[Dataset rows about figures]
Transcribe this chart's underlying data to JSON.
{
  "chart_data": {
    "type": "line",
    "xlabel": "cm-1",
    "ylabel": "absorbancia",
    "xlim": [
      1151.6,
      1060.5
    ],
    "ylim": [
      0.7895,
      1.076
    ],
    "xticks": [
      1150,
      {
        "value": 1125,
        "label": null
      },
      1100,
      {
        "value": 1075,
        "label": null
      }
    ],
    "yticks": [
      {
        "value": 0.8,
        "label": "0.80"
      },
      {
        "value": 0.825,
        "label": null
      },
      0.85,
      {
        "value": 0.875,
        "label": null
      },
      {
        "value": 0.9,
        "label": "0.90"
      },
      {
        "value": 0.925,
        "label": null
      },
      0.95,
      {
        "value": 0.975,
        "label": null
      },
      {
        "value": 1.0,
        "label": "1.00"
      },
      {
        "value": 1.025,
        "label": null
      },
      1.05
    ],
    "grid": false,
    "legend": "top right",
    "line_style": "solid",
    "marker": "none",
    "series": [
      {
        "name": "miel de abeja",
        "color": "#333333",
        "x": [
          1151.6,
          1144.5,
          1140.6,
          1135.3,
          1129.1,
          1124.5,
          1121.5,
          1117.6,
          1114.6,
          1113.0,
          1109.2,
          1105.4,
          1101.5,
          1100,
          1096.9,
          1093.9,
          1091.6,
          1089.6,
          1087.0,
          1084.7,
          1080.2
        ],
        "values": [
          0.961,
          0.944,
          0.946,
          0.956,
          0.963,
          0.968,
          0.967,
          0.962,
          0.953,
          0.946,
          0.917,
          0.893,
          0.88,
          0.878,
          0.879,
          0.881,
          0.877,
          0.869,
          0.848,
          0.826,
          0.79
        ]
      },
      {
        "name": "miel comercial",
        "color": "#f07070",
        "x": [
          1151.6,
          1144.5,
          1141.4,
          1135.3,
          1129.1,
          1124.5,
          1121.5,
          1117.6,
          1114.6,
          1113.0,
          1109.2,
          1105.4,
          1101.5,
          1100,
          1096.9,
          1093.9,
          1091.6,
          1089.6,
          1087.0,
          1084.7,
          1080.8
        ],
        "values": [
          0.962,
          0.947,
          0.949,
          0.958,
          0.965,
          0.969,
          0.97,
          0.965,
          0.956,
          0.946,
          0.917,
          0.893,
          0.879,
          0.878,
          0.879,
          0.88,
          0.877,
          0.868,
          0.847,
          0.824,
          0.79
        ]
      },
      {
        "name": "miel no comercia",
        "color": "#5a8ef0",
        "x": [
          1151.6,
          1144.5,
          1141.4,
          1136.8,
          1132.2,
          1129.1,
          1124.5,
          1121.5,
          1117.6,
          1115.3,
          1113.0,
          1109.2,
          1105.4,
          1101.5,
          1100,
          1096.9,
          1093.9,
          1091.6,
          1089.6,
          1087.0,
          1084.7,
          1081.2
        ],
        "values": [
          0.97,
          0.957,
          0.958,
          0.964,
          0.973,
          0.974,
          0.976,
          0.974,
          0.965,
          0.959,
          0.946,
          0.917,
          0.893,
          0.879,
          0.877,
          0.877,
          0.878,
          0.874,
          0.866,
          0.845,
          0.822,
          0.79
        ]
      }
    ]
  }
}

*WORK TO DO*: Every entry in the listing must be retyped exactly.

*EXERCISE RESPONSE*:
Transcribe this chart's underlying data to JSON.
{
  "chart_data": {
    "type": "line",
    "xlabel": "cm-1",
    "ylabel": "absorbancia",
    "xlim": [
      1151.6,
      1060.5
    ],
    "ylim": [
      0.7895,
      1.076
    ],
    "xticks": [
      1150,
      {
        "value": 1125,
        "label": null
      },
      1100,
      {
        "value": 1075,
        "label": null
      }
    ],
    "yticks": [
      {
        "value": 0.8,
        "label": "0.80"
      },
      {
        "value": 0.825,
        "label": null
      },
      0.85,
      {
        "value": 0.875,
        "label": null
      },
      {
        "value": 0.9,
        "label": "0.90"
      },
      {
        "value": 0.925,
        "label": null
      },
      0.95,
      {
        "value": 0.975,
        "label": null
      },
      {
        "value": 1.0,
        "label": "1.00"
      },
      {
        "value": 1.025,
        "label": null
      },
      1.05
    ],
    "grid": false,
    "legend": "top right",
    "line_style": "solid",
    "marker": "none",
    "series": [
      {
        "name": "miel de abeja",
        "color": "#333333",
        "x": [
          1151.6,
          1144.5,
          1140.6,
          1135.3,
          1129.1,
          1124.5,
          1121.5,
          1117.6,
          1114.6,
          1113.0,
          1109.2,
          1105.4,
          1101.5,
          1100,
          1096.9,
          1093.9,
          1091.6,
          1089.6,
          1087.0,
          1084.7,
          1080.2
        ],
        "values": [
          0.961,
          0.944,
          0.946,
          0.956,
          0.963,
          0.968,
          0.967,
          0.962,
          0.953,
          0.946,
          0.917,
          0.893,
          0.88,
          0.878,
          0.879,
          0.881,
          0.877,
          0.869,
          0.848,
          0.826,
          0.79
        ]
      },
      {
        "name": "miel comercial",
        "color": "#f07070",
        "x": [
          1151.6,
          1144.5,
          1141.4,
          1135.3,
          1129.1,
          1124.5,
          1121.5,
          1117.6,
          1114.6,
          1113.0,
          1109.2,
          1105.4,
          1101.5,
          1100,
          1096.9,
          1093.9,
          1091.6,
          1089.6,
          1087.0,
          1084.7,
          1080.8
        ],
        "values": [
          0.962,
          0.947,
          0.949,
          0.958,
          0.965,
          0.969,
          0.97,
          0.965,
          0.956,
          0.946,
          0.917,
          0.893,
          0.879,
          0.878,
          0.879,
          0.88,
          0.877,
          0.868,
          0.847,
          0.824,
          0.79
        ]
      },
      {
        "name": "miel no comercia",
        "color": "#5a8ef0",
        "x": [
          1151.6,
          1144.5,
          1141.4,
          1136.8,
          1132.2,
          1129.1,
          1124.5,
          1121.5,
          1117.6,
          1115.3,
          1113.0,
          1109.2,
          1105.4,
          1101.5,
          1100,
          1096.9,
          1093.9,
          1091.6,
          1089.6,
          1087.0,
          1084.7,
          1081.2
        ],
        "values": [
          0.97,
          0.957,
          0.958,
          0.964,
          0.973,
          0.974,
          0.976,
          0.974,
          0.965,
          0.959,
          0.946,
          0.917,
          0.893,
          0.879,
          0.877,
          0.877,
          0.878,
          0.874,
          0.866,
          0.845,
          0.822,
          0.79
        ]
      }
    ]
  }
}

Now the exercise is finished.